* _DOCUMENT PASSAGE_:
Open aowen87 opened 5 years ago
@aowen87 this sounds like something that you've resolved?
I think this is still an issue, but there might be logic in there to handle this now. I do know that the pick query still does use the "cell start" provided by the database reader. Whether or not it's smart enough to revert that offset later on is not something I'm sure of...
The code in avtLocateCellQuery has an incorrect assumption. It assumes that the value of "avtOriginalCellNumbers" for a given cell is the index of that cell in the original data set. So, if zone Z has "avtOriginalCellNumbers" value C, then it is assuming that zone Z was C'th entry in the vtkDataSet returned by the file format reader. This property is true when we auto-generate the avtOriginalCellNumbers array, which is what happens 99% of the time. The 1% comes because we allow file format readers to populate their own "avtOriginalCellNumbers". For example, a reader may decide that the user wants the cell number for the first entry in the vtkDataSet to be reported as "10", not "0". It doesn't happen often, but it could. This becomes a problem with the logic in avtLocateCellQuery. It overwrites the cell index with the avtOriginalCellNumber value: if (canUseCells && origCells) { int comp = origCells->GetNumberOfComponents() 1; foundElement = (int) origCells>GetComponent(foundCell, comp); } It later uses foundElement as an index into the vtkDataSet, because it sets pickAtts.SetElementNumber with foundElement and then later sets "pickedZone" as pickAtts.GetElementNumber. GetZoneCoords(ds, pickedZone); success = RetrieveNodes(ds, pickedZone); When we are retrieving values for secondary variable, this could lead to reading past the end of an array or reading the wrong data. Again, the issue is with file format readers that set up their own array, since their values may not correspond to the index of the cell in the original vtkDataSet.
-----------------------REDMINE MIGRATION----------------------- This ticket was migrated from Redmine. As such, not all information was able to be captured in the transition. Below is a complete record of the original redmine ticket.
Ticket number: 1272 Status: Pending Project: VisIt Tracker: Bug Priority: Normal Subject: Indexing bug for Pick with file format readers that set cell numbers Assigned to: - Category: - Target version: - Author: Hank Childs Start: 12/11/2012 Due date: % Done: 0% Estimated time: Created: 12/11/2012 07:07 pm Updated: 12/18/2012 07:03 pm Likelihood: 2 - Rare Severity: 4 - Crash / Wrong Results Found in version: 2.6.0 Impact: Expected Use: OS: All Support Group: Any Description: The code in avtLocateCellQuery has an incorrect assumption. It assumes that the value of "avtOriginalCellNumbers" for a given cell is the index of that cell in the original data set. So, if zone Z has "avtOriginalCellNumbers" value C, then it is assuming that zone Z was C'th entry in the vtkDataSet returned by the file format reader. This property is true when we auto-generate the avtOriginalCellNumbers array, which is what happens 99% of the time. The 1% comes because we allow file format readers to populate their own "avtOriginalCellNumbers". For example, a reader may decide that the user wants the cell number for the first entry in the vtkDataSet to be reported as "10", not "0". It doesn't happen often, but it could. This becomes a problem with the logic in avtLocateCellQuery. It overwrites the cell index with the avtOriginalCellNumber value: if (canUseCells && origCells) { int comp = origCells->GetNumberOfComponents() 1; foundElement = (int) origCells>GetComponent(foundCell, comp); } It later uses foundElement as an index into the vtkDataSet, because it sets pickAtts.SetElementNumber with foundElement and then later sets "pickedZone" as pickAtts.GetElementNumber. GetZoneCoords(ds, pickedZone); success = RetrieveNodes(ds, pickedZone); When we are retrieving values for secondary variable, this could lead to reading past the end of an array or reading the wrong data. Again, the issue is with file format readers that set up their own array, since their values may not correspond to the index of the cell in the original vtkDataSet.
Comments: I don't think the problem lies in Pick's use of avtOriginalCellNumbers. The origination of this array was exactly so that Pick would know how to index into the vtkDataset served up by the reader. Especially after such things as Slice, where the cell numbers pick first looks at do not correspond to the original data.

* _THE DATA_:
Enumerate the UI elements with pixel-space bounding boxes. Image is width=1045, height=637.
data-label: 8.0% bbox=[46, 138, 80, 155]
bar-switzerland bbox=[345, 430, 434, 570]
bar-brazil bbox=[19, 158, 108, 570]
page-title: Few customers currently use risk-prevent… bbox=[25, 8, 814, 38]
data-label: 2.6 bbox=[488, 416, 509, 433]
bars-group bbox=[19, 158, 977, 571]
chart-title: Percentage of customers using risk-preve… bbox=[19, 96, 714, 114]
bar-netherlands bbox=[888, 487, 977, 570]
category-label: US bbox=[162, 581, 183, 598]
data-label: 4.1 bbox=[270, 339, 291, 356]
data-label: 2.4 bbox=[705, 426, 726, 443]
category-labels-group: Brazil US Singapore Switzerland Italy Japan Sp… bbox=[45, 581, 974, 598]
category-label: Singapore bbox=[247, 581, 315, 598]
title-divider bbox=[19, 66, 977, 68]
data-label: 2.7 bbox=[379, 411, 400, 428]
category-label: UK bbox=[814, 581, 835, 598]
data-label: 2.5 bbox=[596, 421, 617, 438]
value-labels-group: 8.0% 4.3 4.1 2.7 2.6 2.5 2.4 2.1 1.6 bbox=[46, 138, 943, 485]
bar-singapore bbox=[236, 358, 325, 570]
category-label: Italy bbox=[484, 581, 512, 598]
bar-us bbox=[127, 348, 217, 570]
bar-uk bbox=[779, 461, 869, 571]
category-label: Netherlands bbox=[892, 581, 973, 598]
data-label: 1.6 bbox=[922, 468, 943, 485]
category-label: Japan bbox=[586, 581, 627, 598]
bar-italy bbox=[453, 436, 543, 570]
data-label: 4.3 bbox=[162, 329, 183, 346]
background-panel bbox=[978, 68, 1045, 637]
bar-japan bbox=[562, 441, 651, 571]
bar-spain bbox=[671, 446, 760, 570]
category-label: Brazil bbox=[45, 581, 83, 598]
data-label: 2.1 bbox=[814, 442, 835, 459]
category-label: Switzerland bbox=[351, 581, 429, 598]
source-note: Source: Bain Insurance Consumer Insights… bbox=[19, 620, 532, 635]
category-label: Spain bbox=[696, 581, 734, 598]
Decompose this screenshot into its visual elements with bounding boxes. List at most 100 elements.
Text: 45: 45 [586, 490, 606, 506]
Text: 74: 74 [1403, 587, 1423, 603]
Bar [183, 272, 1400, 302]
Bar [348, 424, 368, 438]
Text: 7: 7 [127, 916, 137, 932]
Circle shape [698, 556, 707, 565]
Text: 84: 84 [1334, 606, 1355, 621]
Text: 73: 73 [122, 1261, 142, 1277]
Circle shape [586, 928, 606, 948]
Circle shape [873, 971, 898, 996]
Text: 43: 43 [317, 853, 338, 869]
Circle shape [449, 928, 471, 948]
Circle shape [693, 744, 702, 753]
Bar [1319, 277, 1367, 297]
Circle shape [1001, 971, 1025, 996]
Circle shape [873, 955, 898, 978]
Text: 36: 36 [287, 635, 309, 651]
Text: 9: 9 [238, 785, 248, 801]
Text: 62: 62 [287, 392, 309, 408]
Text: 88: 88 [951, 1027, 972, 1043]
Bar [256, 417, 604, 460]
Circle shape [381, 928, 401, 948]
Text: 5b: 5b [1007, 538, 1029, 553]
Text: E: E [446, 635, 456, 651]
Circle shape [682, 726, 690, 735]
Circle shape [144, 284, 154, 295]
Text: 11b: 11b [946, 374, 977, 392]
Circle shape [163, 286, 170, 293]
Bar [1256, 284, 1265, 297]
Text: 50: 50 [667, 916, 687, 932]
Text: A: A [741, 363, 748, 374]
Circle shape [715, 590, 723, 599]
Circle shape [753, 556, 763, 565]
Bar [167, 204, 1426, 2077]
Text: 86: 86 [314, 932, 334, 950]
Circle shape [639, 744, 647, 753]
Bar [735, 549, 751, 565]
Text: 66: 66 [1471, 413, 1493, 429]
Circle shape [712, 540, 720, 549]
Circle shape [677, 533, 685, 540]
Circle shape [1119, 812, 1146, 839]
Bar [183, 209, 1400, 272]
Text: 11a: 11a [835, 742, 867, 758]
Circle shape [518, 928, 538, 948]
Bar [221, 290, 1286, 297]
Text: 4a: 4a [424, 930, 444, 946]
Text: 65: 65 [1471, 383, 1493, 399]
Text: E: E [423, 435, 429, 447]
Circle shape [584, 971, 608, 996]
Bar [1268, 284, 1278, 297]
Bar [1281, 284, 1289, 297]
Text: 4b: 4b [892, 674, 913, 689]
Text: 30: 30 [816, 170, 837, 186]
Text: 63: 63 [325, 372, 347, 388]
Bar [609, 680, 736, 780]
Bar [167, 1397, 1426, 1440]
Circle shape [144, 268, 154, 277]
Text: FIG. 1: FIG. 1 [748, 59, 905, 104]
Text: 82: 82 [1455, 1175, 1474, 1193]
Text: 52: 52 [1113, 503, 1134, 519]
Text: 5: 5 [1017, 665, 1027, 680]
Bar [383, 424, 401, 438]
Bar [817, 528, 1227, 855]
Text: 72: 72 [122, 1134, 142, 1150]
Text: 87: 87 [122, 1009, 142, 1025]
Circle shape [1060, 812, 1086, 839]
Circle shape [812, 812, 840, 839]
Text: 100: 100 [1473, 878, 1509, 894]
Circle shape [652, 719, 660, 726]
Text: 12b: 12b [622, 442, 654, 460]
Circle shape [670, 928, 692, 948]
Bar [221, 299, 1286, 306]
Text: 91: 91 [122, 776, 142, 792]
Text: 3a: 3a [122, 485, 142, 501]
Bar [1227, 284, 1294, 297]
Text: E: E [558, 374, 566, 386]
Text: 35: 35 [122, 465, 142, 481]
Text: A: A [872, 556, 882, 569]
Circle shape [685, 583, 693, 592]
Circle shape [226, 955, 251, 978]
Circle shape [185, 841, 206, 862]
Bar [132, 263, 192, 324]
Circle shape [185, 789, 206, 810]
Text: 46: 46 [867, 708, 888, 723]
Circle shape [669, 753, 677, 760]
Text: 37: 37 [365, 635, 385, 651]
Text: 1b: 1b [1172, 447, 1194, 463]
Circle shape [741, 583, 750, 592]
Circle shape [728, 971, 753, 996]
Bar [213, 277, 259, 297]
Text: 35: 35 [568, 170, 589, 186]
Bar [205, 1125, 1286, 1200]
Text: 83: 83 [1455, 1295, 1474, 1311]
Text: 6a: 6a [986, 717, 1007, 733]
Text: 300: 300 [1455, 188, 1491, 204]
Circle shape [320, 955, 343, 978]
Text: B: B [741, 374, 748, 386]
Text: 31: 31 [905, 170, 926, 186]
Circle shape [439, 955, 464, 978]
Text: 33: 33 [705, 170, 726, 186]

* _EXERCISE INSTRUCTIONS_: What severity does the Pick indexing bug ticket assign to the bug? The entries have nothing to do with this.

* _WRITTEN ANSWER_: 4 - Crash / Wrong Results